[Aim of the exercise] Please transcribe the data below exactly. Leave the pictures out.

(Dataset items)
□ □ □ □ □ □ □
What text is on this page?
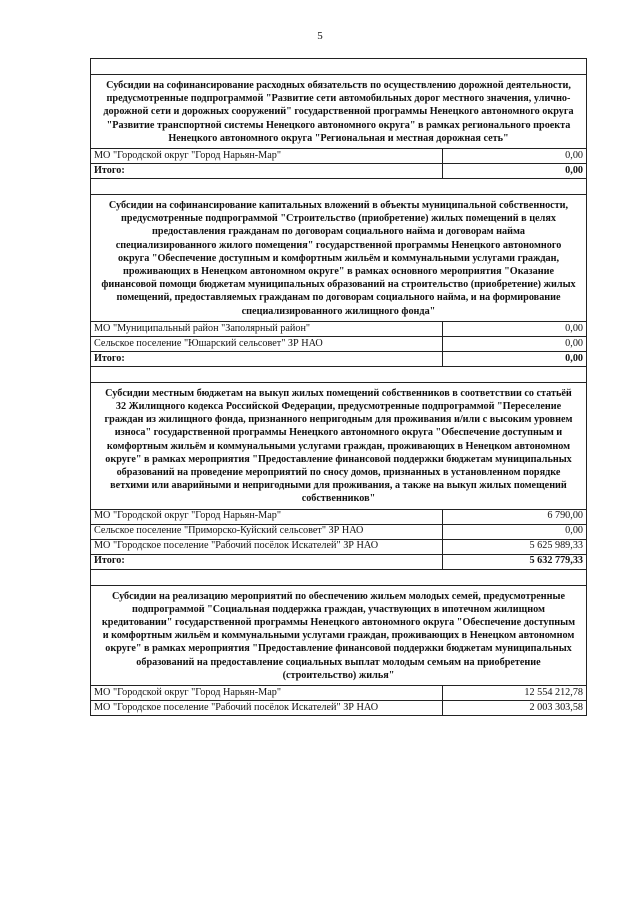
5

Субсидии на софинансирование расходных обязательств по осуществлению дорожной деятельности, предусмотренные подпрограммой "Развитие сети автомобильных дорог местного значения, улично-дорожной сети и дорожных сооружений" государственной программы Ненецкого автономного округа "Развитие транспортной системы Ненецкого автономного округа" в рамках регионального проекта Ненецкого автономного округа "Региональная и местная дорожная сеть"	
МО "Городской округ "Город Нарьян-Мар"	0,00
Итого:	0,00

Субсидии на софинансирование капитальных вложений в объекты муниципальной собственности, предусмотренные подпрограммой "Строительство (приобретение) жилых помещений в целях предоставления гражданам по договорам социального найма и договорам найма специализированного жилого помещения" государственной программы Ненецкого автономного округа "Обеспечение доступным и комфортным жильём и коммунальными услугами граждан, проживающих в Ненецком автономном округе" в рамках основного мероприятия "Оказание финансовой помощи бюджетам муниципальных образований на строительство (приобретение) жилых помещений, предоставляемых гражданам по договорам социального найма, и на формирование специализированного жилищного фонда"	
МО "Муниципальный район "Заполярный район"	0,00
Сельское поселение "Юшарский сельсовет" ЗР НАО	0,00
Итого:	0,00

Субсидии местным бюджетам на выкуп жилых помещений собственников в соответствии со статьёй 32 Жилищного кодекса Российской Федерации, предусмотренные подпрограммой "Переселение граждан из жилищного фонда, признанного непригодным для проживания и/или с высоким уровнем износа" государственной программы Ненецкого автономного округа "Обеспечение доступным и комфортным жильём и коммунальными услугами граждан, проживающих в Ненецком автономном округе" в рамках мероприятия "Предоставление финансовой поддержки бюджетам муниципальных образований на проведение мероприятий по сносу домов, признанных в установленном порядке ветхими или аварийными и непригодными для проживания, а также на выкуп жилых помещений собственников"	
МО "Городской округ "Город Нарьян-Мар"	6 790,00
Сельское поселение "Приморско-Куйский сельсовет" ЗР НАО	0,00
МО "Городское поселение "Рабочий посёлок Искателей" ЗР НАО	5 625 989,33
Итого:	5 632 779,33

Субсидии на реализацию мероприятий по обеспечению жильем молодых семей, предусмотренные подпрограммой "Социальная поддержка граждан, участвующих в ипотечном жилищном кредитовании" государственной программы Ненецкого автономного округа "Обеспечение доступным и комфортным жильём и коммунальными услугами граждан, проживающих в Ненецком автономном округе" в рамках мероприятия "Предоставление финансовой поддержки бюджетам муниципальных образований на предоставление социальных выплат молодым семьям на приобретение (строительство) жилья"	
МО "Городской округ "Город Нарьян-Мар"	12 554 212,78
МО "Городское поселение "Рабочий посёлок Искателей" ЗР НАО	2 003 303,58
□ □ □ □ □ □ □
[Written reply]
What text is on this page?
5

Субсидии на софинансирование расходных обязательств по осуществлению дорожной деятельности, предусмотренные подпрограммой "Развитие сети автомобильных дорог местного значения, улично-дорожной сети и дорожных сооружений" государственной программы Ненецкого автономного округа "Развитие транспортной системы Ненецкого автономного округа" в рамках регионального проекта Ненецкого автономного округа "Региональная и местная дорожная сеть"	
МО "Городской округ "Город Нарьян-Мар"	0,00
Итого:	0,00

Субсидии на софинансирование капитальных вложений в объекты муниципальной собственности, предусмотренные подпрограммой "Строительство (приобретение) жилых помещений в целях предоставления гражданам по договорам социального найма и договорам найма специализированного жилого помещения" государственной программы Ненецкого автономного округа "Обеспечение доступным и комфортным жильём и коммунальными услугами граждан, проживающих в Ненецком автономном округе" в рамках основного мероприятия "Оказание финансовой помощи бюджетам муниципальных образований на строительство (приобретение) жилых помещений, предоставляемых гражданам по договорам социального найма, и на формирование специализированного жилищного фонда"	
МО "Муниципальный район "Заполярный район"	0,00
Сельское поселение "Юшарский сельсовет" ЗР НАО	0,00
Итого:	0,00

Субсидии местным бюджетам на выкуп жилых помещений собственников в соответствии со статьёй 32 Жилищного кодекса Российской Федерации, предусмотренные подпрограммой "Переселение граждан из жилищного фонда, признанного непригодным для проживания и/или с высоким уровнем износа" государственной программы Ненецкого автономного округа "Обеспечение доступным и комфортным жильём и коммунальными услугами граждан, проживающих в Ненецком автономном округе" в рамках мероприятия "Предоставление финансовой поддержки бюджетам муниципальных образований на проведение мероприятий по сносу домов, признанных в установленном порядке ветхими или аварийными и непригодными для проживания, а также на выкуп жилых помещений собственников"	
МО "Городской округ "Город Нарьян-Мар"	6 790,00
Сельское поселение "Приморско-Куйский сельсовет" ЗР НАО	0,00
МО "Городское поселение "Рабочий посёлок Искателей" ЗР НАО	5 625 989,33
Итого:	5 632 779,33

Субсидии на реализацию мероприятий по обеспечению жильем молодых семей, предусмотренные подпрограммой "Социальная поддержка граждан, участвующих в ипотечном жилищном кредитовании" государственной программы Ненецкого автономного округа "Обеспечение доступным и комфортным жильём и коммунальными услугами граждан, проживающих в Ненецком автономном округе" в рамках мероприятия "Предоставление финансовой поддержки бюджетам муниципальных образований на предоставление социальных выплат молодым семьям на приобретение (строительство) жилья"	
МО "Городской округ "Город Нарьян-Мар"	12 554 212,78
МО "Городское поселение "Рабочий посёлок Искателей" ЗР НАО	2 003 303,58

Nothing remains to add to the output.